====== MATERIAL SUPPLIED

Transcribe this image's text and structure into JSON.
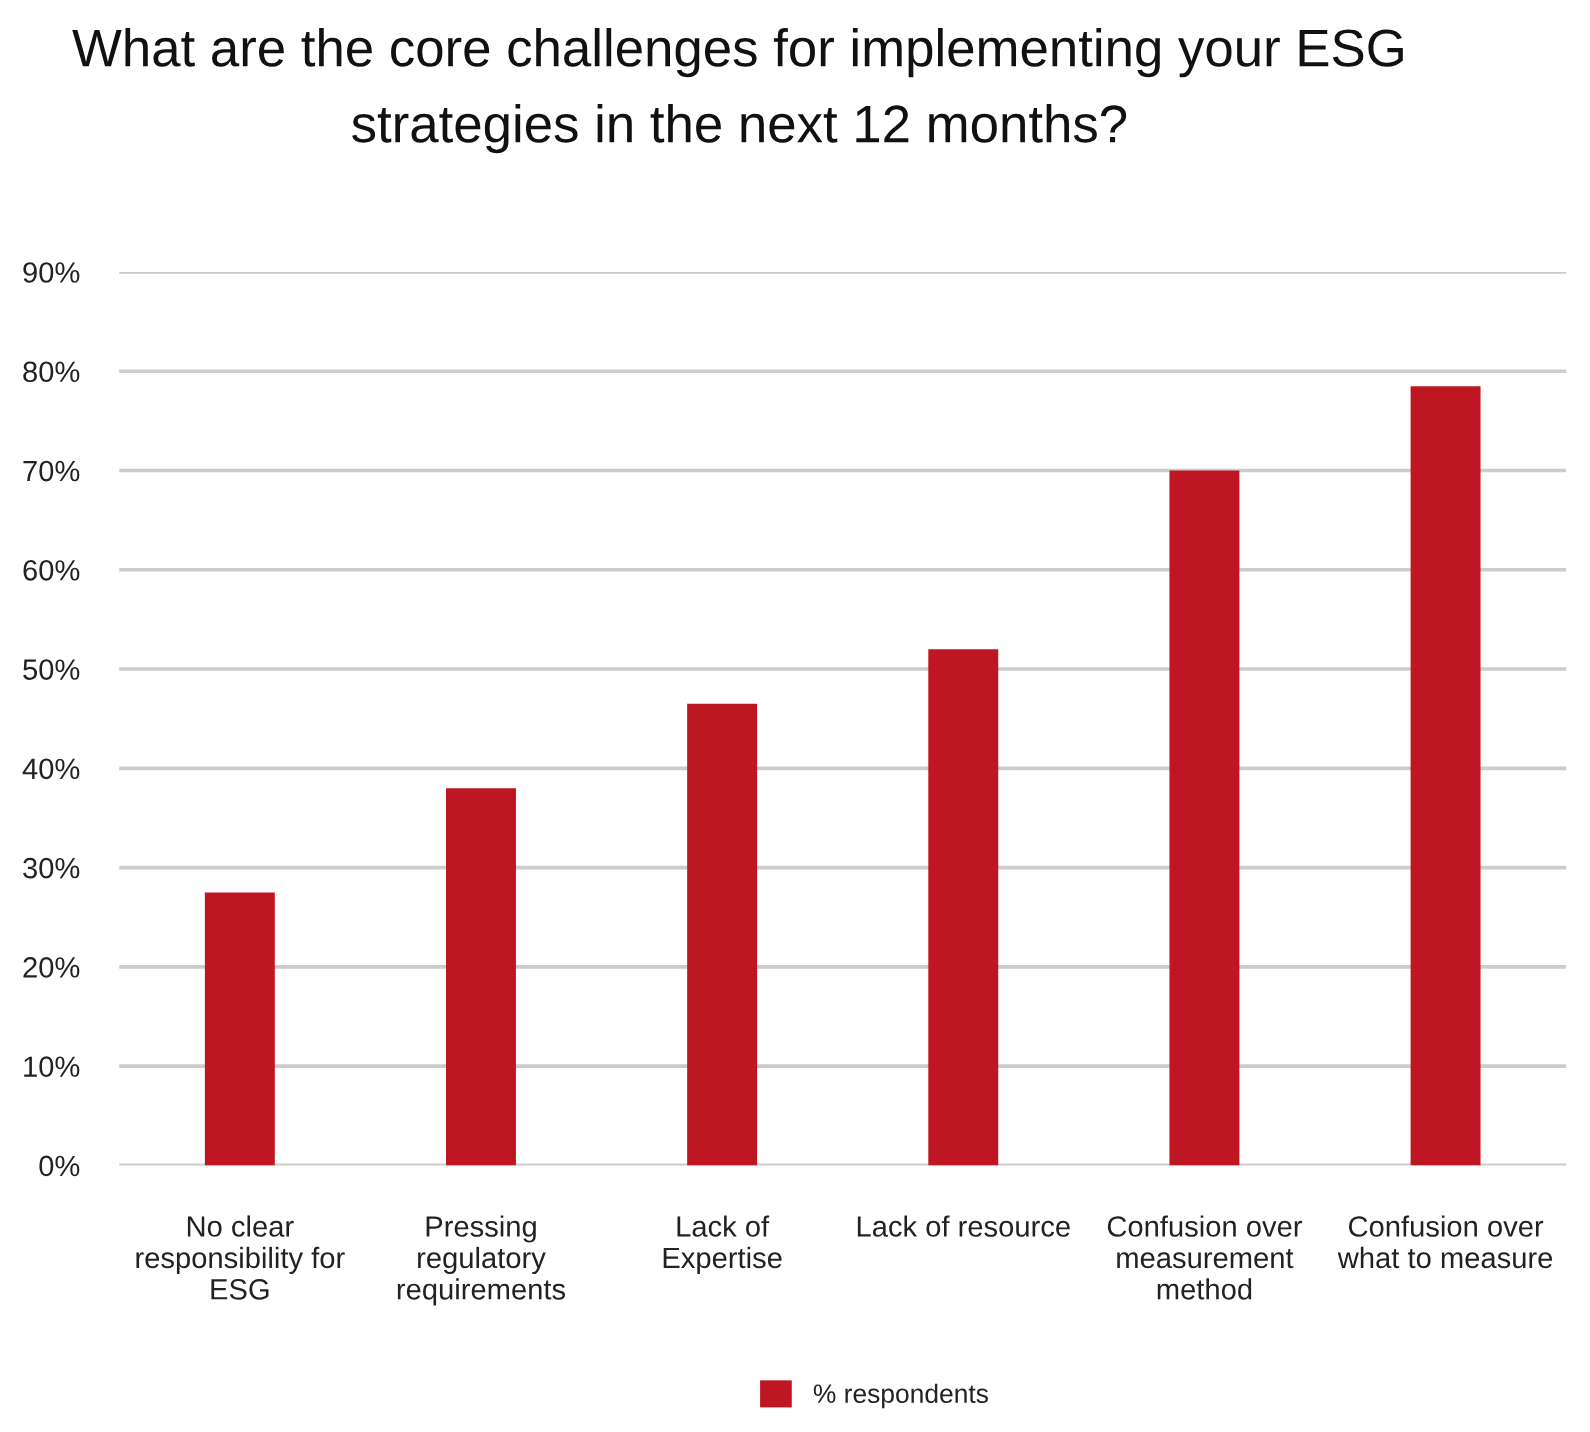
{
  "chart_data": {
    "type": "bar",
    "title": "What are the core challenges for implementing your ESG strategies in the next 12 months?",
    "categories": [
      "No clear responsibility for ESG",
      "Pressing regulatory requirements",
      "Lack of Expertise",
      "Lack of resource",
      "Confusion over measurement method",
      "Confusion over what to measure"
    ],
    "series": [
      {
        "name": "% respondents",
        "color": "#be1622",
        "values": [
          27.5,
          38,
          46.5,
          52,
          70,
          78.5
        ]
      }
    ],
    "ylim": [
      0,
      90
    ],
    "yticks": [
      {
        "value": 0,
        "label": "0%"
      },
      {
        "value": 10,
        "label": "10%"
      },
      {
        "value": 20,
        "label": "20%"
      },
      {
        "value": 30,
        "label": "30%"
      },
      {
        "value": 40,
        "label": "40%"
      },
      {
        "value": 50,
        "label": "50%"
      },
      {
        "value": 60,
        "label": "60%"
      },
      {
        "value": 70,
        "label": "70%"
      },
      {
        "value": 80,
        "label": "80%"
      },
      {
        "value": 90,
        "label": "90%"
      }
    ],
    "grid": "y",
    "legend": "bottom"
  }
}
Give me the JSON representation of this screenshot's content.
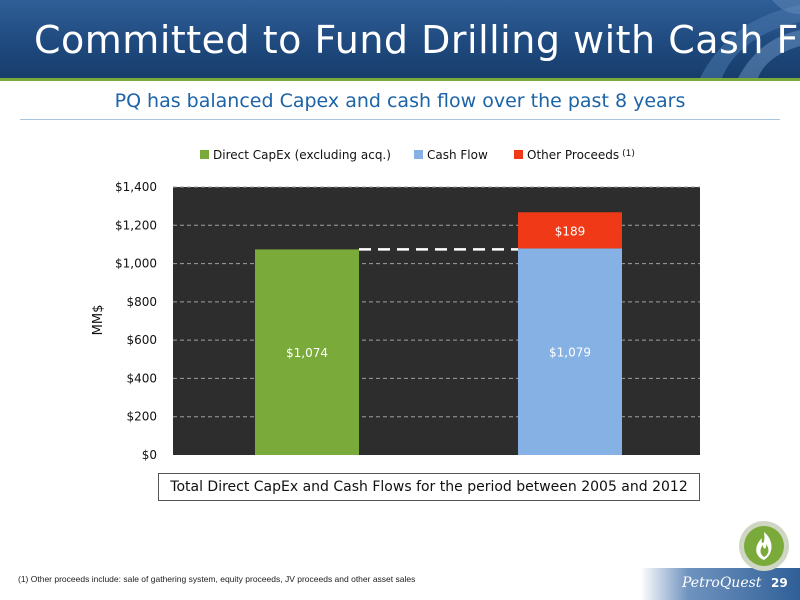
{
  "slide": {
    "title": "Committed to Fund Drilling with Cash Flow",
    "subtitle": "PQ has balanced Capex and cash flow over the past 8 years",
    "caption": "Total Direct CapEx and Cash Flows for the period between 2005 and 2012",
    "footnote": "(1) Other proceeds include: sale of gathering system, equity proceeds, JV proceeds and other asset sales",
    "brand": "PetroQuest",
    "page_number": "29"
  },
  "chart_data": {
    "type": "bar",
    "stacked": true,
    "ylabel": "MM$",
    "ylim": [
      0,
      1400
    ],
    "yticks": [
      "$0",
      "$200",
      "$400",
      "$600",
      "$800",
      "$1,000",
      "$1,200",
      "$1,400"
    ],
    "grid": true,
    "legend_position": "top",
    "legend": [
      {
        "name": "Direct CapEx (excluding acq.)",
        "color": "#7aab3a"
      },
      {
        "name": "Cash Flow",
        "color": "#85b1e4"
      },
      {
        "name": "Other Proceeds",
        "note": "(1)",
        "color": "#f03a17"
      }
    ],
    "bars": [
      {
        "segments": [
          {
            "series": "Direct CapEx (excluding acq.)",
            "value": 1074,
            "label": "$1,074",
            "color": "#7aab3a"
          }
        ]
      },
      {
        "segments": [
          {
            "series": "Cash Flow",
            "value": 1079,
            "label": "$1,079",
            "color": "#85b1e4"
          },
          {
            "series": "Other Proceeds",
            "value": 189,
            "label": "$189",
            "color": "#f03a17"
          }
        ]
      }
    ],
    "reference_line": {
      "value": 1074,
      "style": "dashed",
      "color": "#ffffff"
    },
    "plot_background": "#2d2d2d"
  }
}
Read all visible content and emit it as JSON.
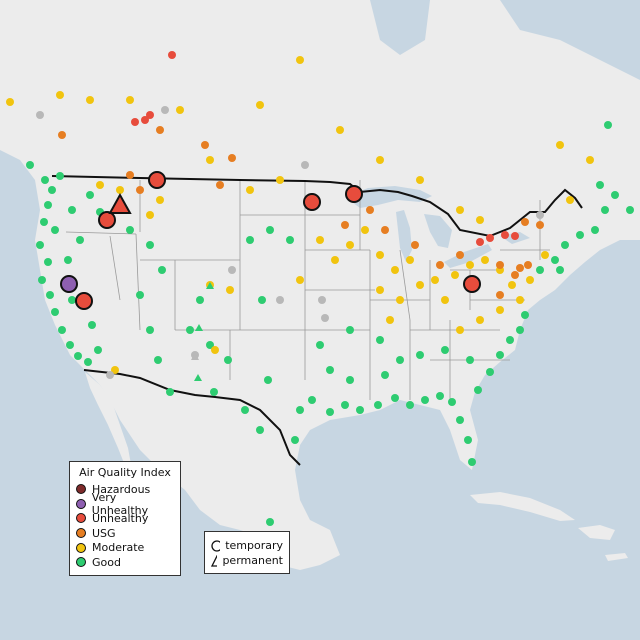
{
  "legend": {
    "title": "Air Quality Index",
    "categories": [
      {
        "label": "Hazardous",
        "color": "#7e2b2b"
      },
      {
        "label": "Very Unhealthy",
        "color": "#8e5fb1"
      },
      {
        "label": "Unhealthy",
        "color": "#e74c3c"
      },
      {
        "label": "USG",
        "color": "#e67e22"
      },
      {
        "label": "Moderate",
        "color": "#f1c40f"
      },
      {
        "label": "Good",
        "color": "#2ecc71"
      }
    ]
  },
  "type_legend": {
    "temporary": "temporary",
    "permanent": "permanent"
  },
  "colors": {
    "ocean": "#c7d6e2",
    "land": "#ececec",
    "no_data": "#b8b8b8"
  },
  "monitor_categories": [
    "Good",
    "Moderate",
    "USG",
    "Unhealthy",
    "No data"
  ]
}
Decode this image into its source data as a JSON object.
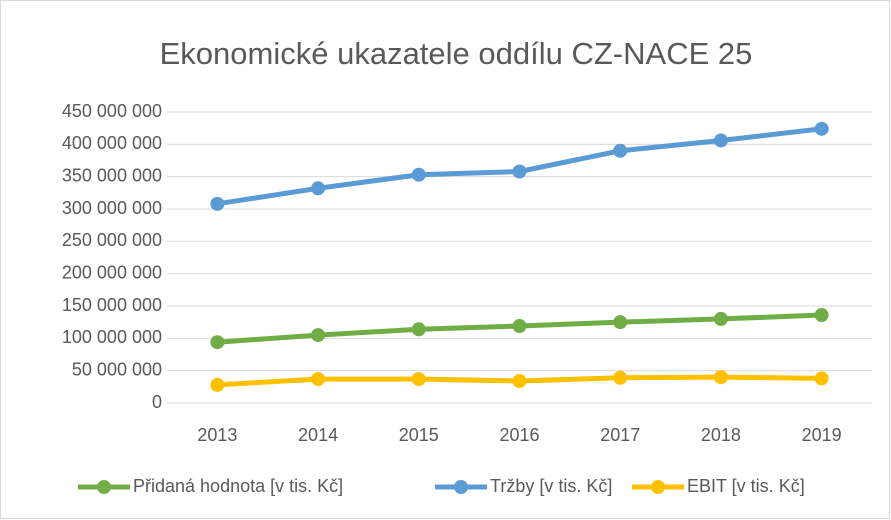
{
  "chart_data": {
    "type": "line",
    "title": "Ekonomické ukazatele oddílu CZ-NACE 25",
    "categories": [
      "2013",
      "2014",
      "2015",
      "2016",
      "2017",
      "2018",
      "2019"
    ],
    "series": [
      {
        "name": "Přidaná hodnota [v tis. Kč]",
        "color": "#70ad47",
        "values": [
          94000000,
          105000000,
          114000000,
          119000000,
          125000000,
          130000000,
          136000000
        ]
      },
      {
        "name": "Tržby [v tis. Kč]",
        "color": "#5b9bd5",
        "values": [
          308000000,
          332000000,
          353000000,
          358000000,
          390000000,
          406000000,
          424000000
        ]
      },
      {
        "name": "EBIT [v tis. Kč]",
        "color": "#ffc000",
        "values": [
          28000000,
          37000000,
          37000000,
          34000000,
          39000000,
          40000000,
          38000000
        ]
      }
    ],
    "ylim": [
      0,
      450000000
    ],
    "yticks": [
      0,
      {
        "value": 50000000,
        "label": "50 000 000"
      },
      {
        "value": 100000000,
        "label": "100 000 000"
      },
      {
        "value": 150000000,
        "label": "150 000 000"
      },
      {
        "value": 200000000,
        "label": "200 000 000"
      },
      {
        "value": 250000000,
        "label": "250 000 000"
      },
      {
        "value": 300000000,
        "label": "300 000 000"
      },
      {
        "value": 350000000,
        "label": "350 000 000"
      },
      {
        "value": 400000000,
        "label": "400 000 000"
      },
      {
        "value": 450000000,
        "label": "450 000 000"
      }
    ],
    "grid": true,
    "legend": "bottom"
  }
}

============

TASK DETAILS =
In the material above, show every line where the word "into" turns up.

WRITTEN REPLY =
Transcribe this image's text and structure into JSON.
Decode this image into its source data as a JSON object.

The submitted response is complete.